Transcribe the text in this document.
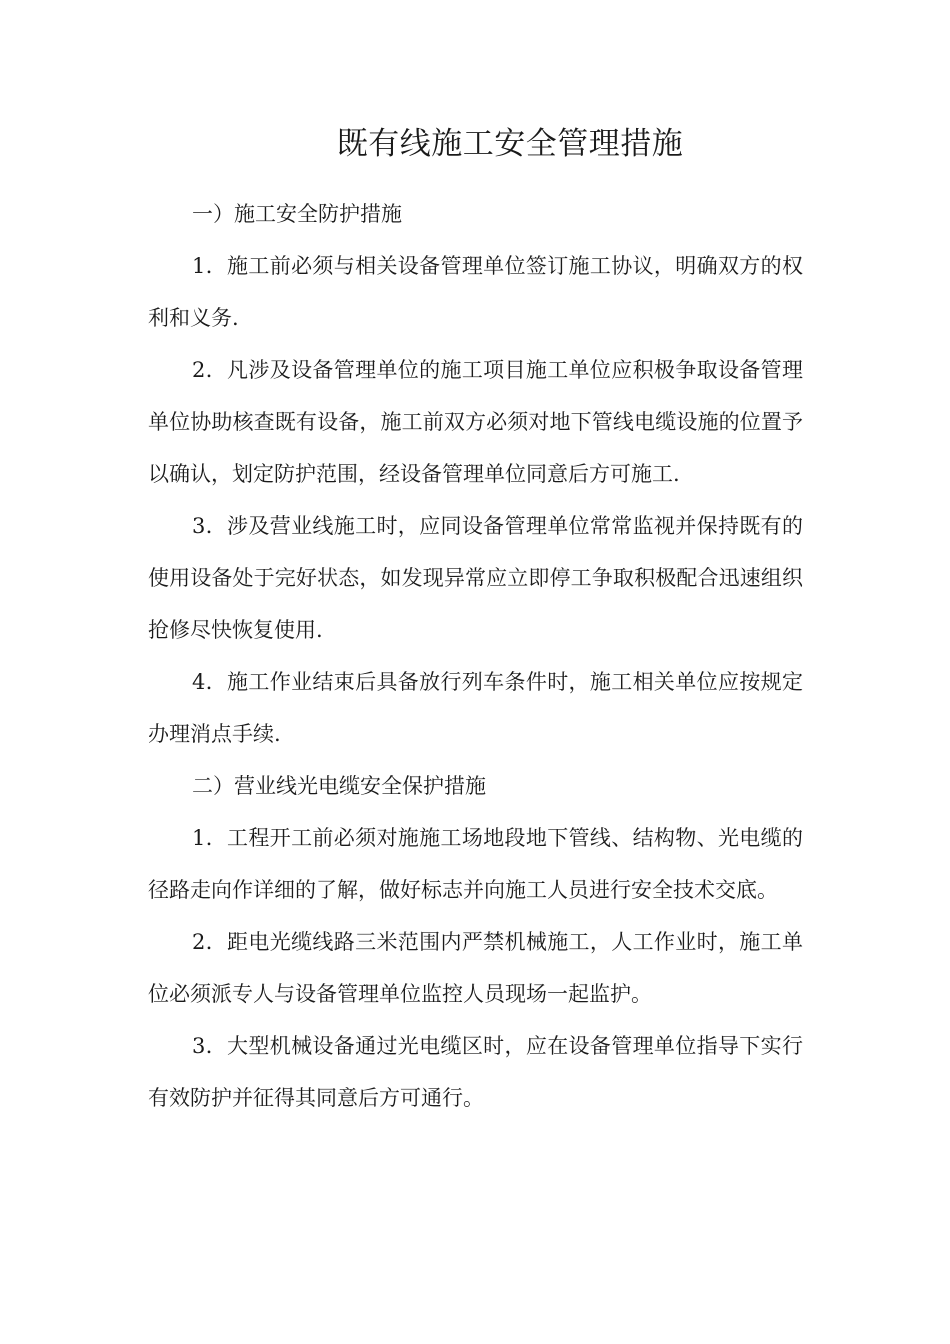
既有线施工安全管理措施

一）施工安全防护措施

1．施工前必须与相关设备管理单位签订施工协议，明确双方的权利和义务.

2．凡涉及设备管理单位的施工项目施工单位应积极争取设备管理单位协助核查既有设备，施工前双方必须对地下管线电缆设施的位置予以确认，划定防护范围，经设备管理单位同意后方可施工.

3．涉及营业线施工时，应同设备管理单位常常监视并保持既有的使用设备处于完好状态，如发现异常应立即停工争取积极配合迅速组织抢修尽快恢复使用.

4．施工作业结束后具备放行列车条件时，施工相关单位应按规定办理消点手续.

二）营业线光电缆安全保护措施

1．工程开工前必须对施施工场地段地下管线、结构物、光电缆的径路走向作详细的了解，做好标志并向施工人员进行安全技术交底。

2．距电光缆线路三米范围内严禁机械施工，人工作业时，施工单位必须派专人与设备管理单位监控人员现场一起监护。

3．大型机械设备通过光电缆区时，应在设备管理单位指导下实行有效防护并征得其同意后方可通行。
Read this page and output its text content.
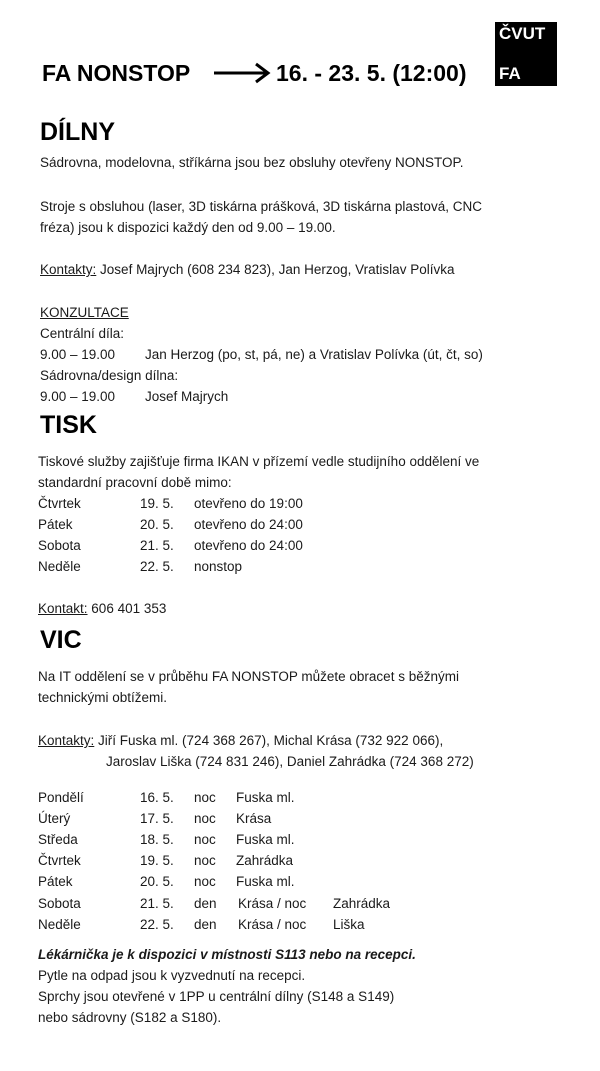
ČVUT
FA
FA NONSTOP	16. - 23. 5. (12:00)
DÍLNY
Sádrovna, modelovna, stříkárna jsou bez obsluhy otevřeny NONSTOP.
Stroje s obsluhou (laser, 3D tiskárna prášková, 3D tiskárna plastová, CNC
fréza) jsou k dispozici každý den od 9.00 – 19.00.
Kontakty: Josef Majrych (608 234 823), Jan Herzog, Vratislav Polívka
KONZULTACE
Centrální díla:
9.00 – 19.00 Jan Herzog (po, st, pá, ne) a Vratislav Polívka (út, čt, so)
Sádrovna/design dílna:
9.00 – 19.00 Josef Majrych
TISK
Tiskové služby zajišťuje firma IKAN v přízemí vedle studijního oddělení ve
standardní pracovní době mimo:
Čtvrtek	19. 5. otevřeno do 19:00
Pátek	20. 5. otevřeno do 24:00
Sobota	21. 5. otevřeno do 24:00
Neděle	22. 5. nonstop
Kontakt: 606 401 353
VIC
Na IT oddělení se v průběhu FA NONSTOP můžete obracet s běžnými
technickými obtížemi.
Kontakty: Jiří Fuska ml. (724 368 267), Michal Krása (732 922 066),
Jaroslav Liška (724 831 246), Daniel Zahrádka (724 368 272)
Pondělí	16. 5. noc Fuska ml.
Úterý	17. 5. noc Krása
Středa	18. 5. noc Fuska ml.
Čtvrtek	19. 5. noc Zahrádka
Pátek	20. 5. noc Fuska ml.
Sobota	21. 5. den Krása / noc Zahrádka
Neděle	22. 5. den Krása / noc Liška
Lékárnička je k dispozici v místnosti S113 nebo na recepci.
Pytle na odpad jsou k vyzvednutí na recepci.
Sprchy jsou otevřené v 1PP u centrální dílny (S148 a S149)
nebo sádrovny (S182 a S180).
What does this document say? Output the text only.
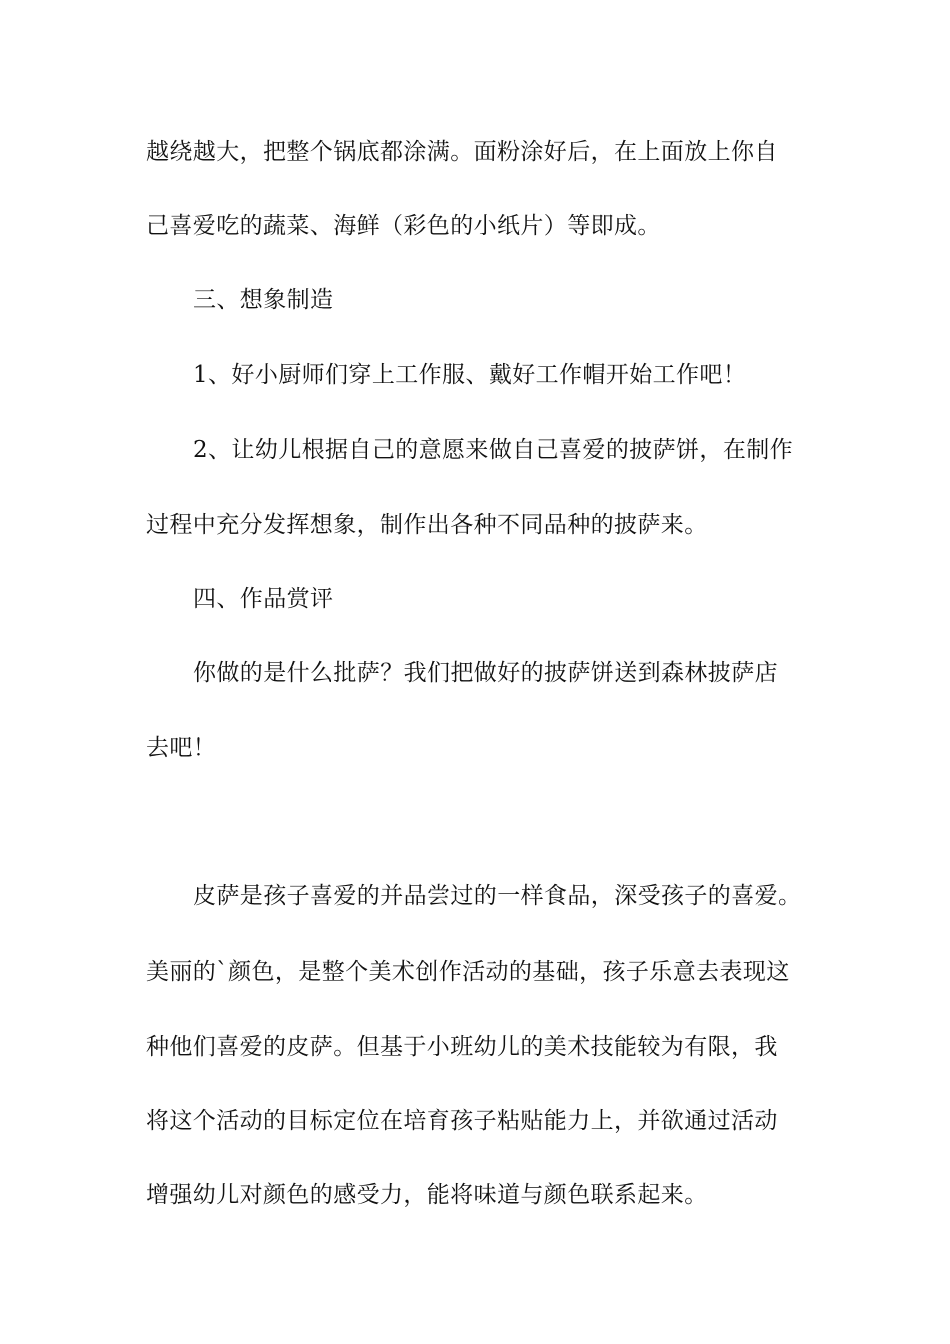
越绕越大，把整个锅底都涂满。面粉涂好后，在上面放上你自
己喜爱吃的蔬菜、海鲜（彩色的小纸片）等即成。
三、想象制造
1、好小厨师们穿上工作服、戴好工作帽开始工作吧！
2、让幼儿根据自己的意愿来做自己喜爱的披萨饼，在制作
过程中充分发挥想象，制作出各种不同品种的披萨来。
四、作品赏评
你做的是什么批萨？我们把做好的披萨饼送到森林披萨店
去吧！
皮萨是孩子喜爱的并品尝过的一样食品，深受孩子的喜爱。
美丽的`颜色，是整个美术创作活动的基础，孩子乐意去表现这
种他们喜爱的皮萨。但基于小班幼儿的美术技能较为有限，我
将这个活动的目标定位在培育孩子粘贴能力上，并欲通过活动
增强幼儿对颜色的感受力，能将味道与颜色联系起来。
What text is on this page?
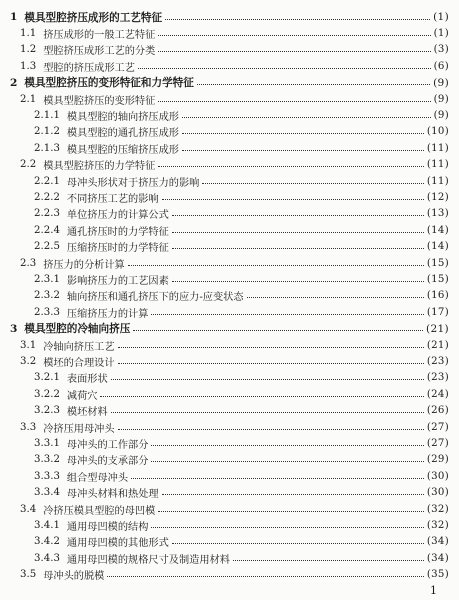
1 模具型腔挤压成形的工艺特征	(1)
1.1 挤压成形的一般工艺特征	(1)
1.2 型腔挤压成形工艺的分类	(3)
1.3 型腔的挤压成形工艺	(6)
2 模具型腔挤压的变形特征和力学特征	(9)
2.1 模具型腔挤压的变形特征	(9)
2.1.1 模具型腔的轴向挤压成形	(9)
2.1.2 模具型腔的通孔挤压成形	(10)
2.1.3 模具型腔的压缩挤压成形	(11)
2.2 模具型腔挤压的力学特征	(11)
2.2.1 母冲头形状对于挤压力的影响	(11)
2.2.2 不同挤压工艺的影响	(12)
2.2.3 单位挤压力的计算公式	(13)
2.2.4 通孔挤压时的力学特征	(14)
2.2.5 压缩挤压时的力学特征	(14)
2.3 挤压力的分析计算	(15)
2.3.1 影响挤压力的工艺因素	(15)
2.3.2 轴向挤压和通孔挤压下的应力-应变状态	(16)
2.3.3 压缩挤压力的计算	(17)
3 模具型腔的冷轴向挤压	(21)
3.1 冷轴向挤压工艺	(21)
3.2 模坯的合理设计	(23)
3.2.1 表面形状	(23)
3.2.2 减荷穴	(24)
3.2.3 模坯材料	(26)
3.3 冷挤压用母冲头	(27)
3.3.1 母冲头的工作部分	(27)
3.3.2 母冲头的支承部分	(29)
3.3.3 组合型母冲头	(30)
3.3.4 母冲头材料和热处理	(30)
3.4 冷挤压模具型腔的母凹模	(32)
3.4.1 通用母凹模的结构	(32)
3.4.2 通用母凹模的其他形式	(34)
3.4.3 通用母凹模的规格尺寸及制造用材料	(34)
3.5 母冲头的脱模	(35)
1
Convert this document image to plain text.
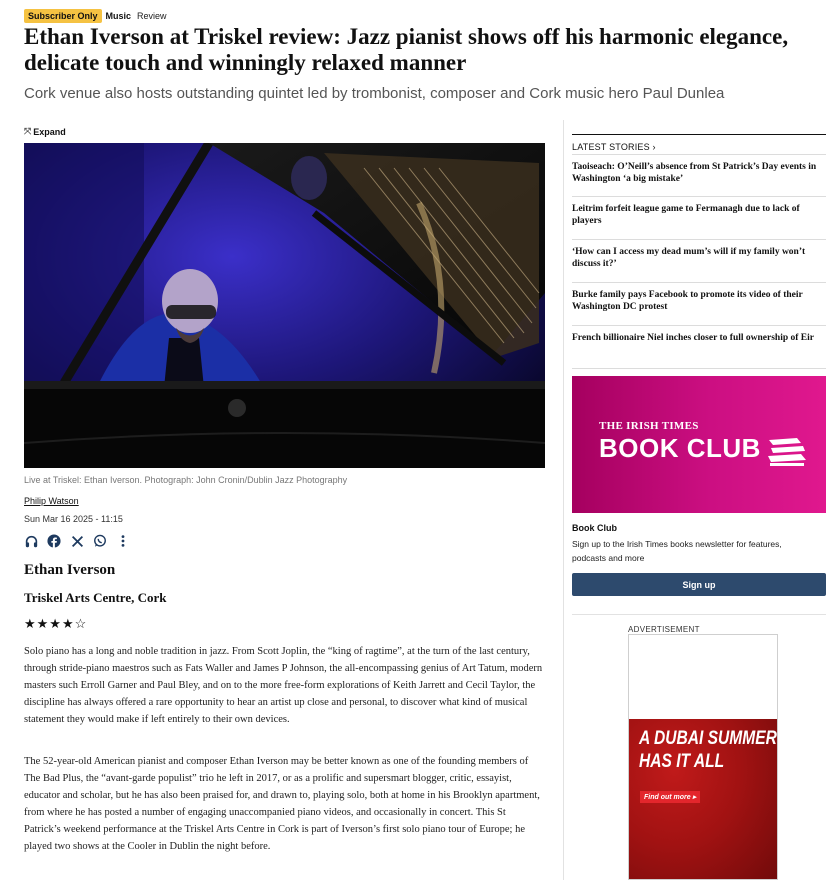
Subscriber Only Music Review
Ethan Iverson at Triskel review: Jazz pianist shows off his harmonic elegance, delicate touch and winningly relaxed manner

Cork venue also hosts outstanding quintet led by trombonist, composer and Cork music hero Paul Dunlea

⤧ Expand
Live at Triskel: Ethan Iverson. Photograph: John Cronin/Dublin Jazz Photography
Philip Watson
Sun Mar 16 2025 - 11:15
Ethan Iverson
Triskel Arts Centre, Cork
★★★★☆

Solo piano has a long and noble tradition in jazz. From Scott Joplin, the “king of ragtime”, at the turn of the last century, through stride-piano maestros such as Fats Waller and James P Johnson, the all-encompassing genius of Art Tatum, modern masters such Erroll Garner and Paul Bley, and on to the more free-form explorations of Keith Jarrett and Cecil Taylor, the discipline has always offered a rare opportunity to hear an artist up close and personal, to discover what kind of musical statement they would make if left entirely to their own devices.

The 52-year-old American pianist and composer Ethan Iverson may be better known as one of the founding members of The Bad Plus, the “avant-garde populist” trio he left in 2017, or as a prolific and supersmart blogger, critic, essayist, educator and scholar, but he has also been praised for, and drawn to, playing solo, both at home in his Brooklyn apartment, from where he has posted a number of engaging unaccompanied piano videos, and occasionally in concert. This St Patrick’s weekend performance at the Triskel Arts Centre in Cork is part of Iverson’s first solo piano tour of Europe; he played two shows at the Cooler in Dublin the night before.

LATEST STORIES ›
Taoiseach: O’Neill’s absence from St Patrick’s Day events in Washington ‘a big mistake’
Leitrim forfeit league game to Fermanagh due to lack of players
‘How can I access my dead mum’s will if my family won’t discuss it?’
Burke family pays Facebook to promote its video of their Washington DC protest
French billionaire Niel inches closer to full ownership of Eir
THE IRISH TIMES
BOOK CLUB
Book Club
Sign up to the Irish Times books newsletter for features, podcasts and more
Sign up
ADVERTISEMENT
A DUBAI SUMMER HAS IT ALL
Find out more ▸
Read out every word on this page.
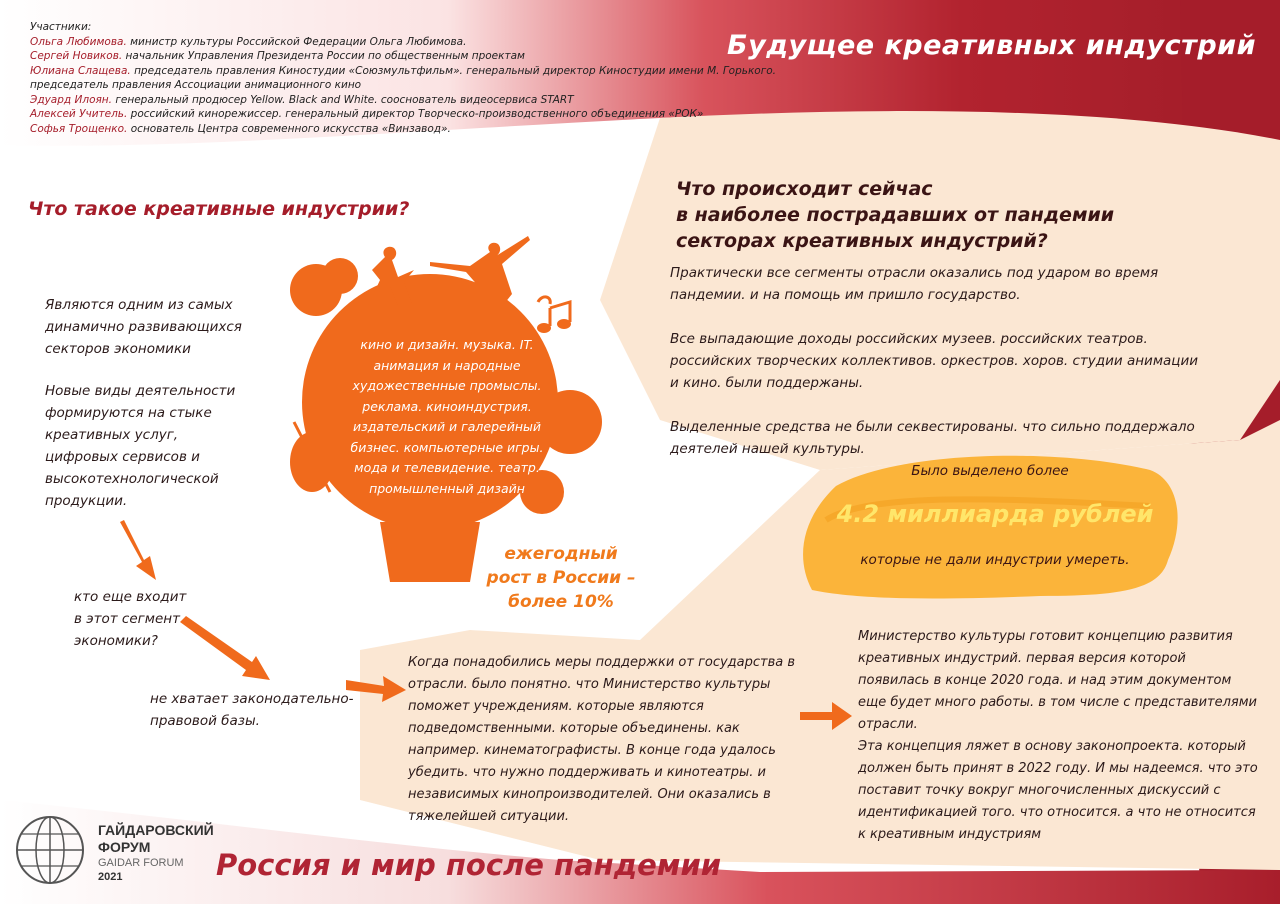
Участники:
Ольга Любимова. министр культуры Российской Федерации Ольга Любимова.
Сергей Новиков. начальник Управления Президента России по общественным проектам
Юлиана Слащева. председатель правления Киностудии «Союзмультфильм». генеральный директор Киностудии имени М. Горького.
председатель правления Ассоциации анимационного кино
Эдуард Илоян. генеральный продюсер Yellow. Black and White. сооснователь видеосервиса START
Алексей Учитель. российский кинорежиссер. генеральный директор Творческо-производственного объединения «РОК»
Софья Трощенко. основатель Центра современного искусства «Винзавод».
Будущее креативных индустрий
Что такое креативные индустрии?
Являются одним из самых динамично развивающихся секторов экономики
Новые виды деятельности формируются на стыке креативных услуг, цифровых сервисов и высокотехнологической продукции.
кто еще входит в этот сегмент экономики?
не хватает законодательно-правовой базы.
кино и дизайн. музыка. IT. анимация и народные художественные промыслы. реклама. киноиндустрия. издательский и галерейный бизнес. компьютерные игры. мода и телевидение. театр. промышленный дизайн
ежегодный
рост в России –
более 10%
Что происходит сейчас
в наиболее пострадавших от пандемии
секторах креативных индустрий?
Практически все сегменты отрасли оказались под ударом во время пандемии. и на помощь им пришло государство.
Все выпадающие доходы российских музеев. российских театров. российских творческих коллективов. оркестров. хоров. студии анимации и кино. были поддержаны.
Выделенные средства не были секвестированы. что сильно поддержало деятелей нашей культуры.
Было выделено более
4.2 миллиарда рублей
которые не дали индустрии умереть.
Когда понадобились меры поддержки от государства в отрасли. было понятно. что Министерство культуры поможет учреждениям. которые являются подведомственными. которые объединены. как например. кинематографисты. В конце года удалось убедить. что нужно поддерживать и кинотеатры. и независимых кинопроизводителей. Они оказались в тяжелейшей ситуации.
Министерство культуры готовит концепцию развития креативных индустрий. первая версия которой появилась в конце 2020 года. и над этим документом еще будет много работы. в том числе с представителями отрасли.
Эта концепция ляжет в основу законопроекта. который должен быть принят в 2022 году. И мы надеемся. что это поставит точку вокруг многочисленных дискуссий с идентификацией того. что относится. а что не относится к креативным индустриям
ГАЙДАРОВСКИЙ
ФОРУМ
GAIDAR FORUM
2021	Россия и мир после пандемии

WHAT THE TASK ASKS ▸ Report the number of lines above containing the word "nebo", with no other text.

TASK OUTPUT ▸ 2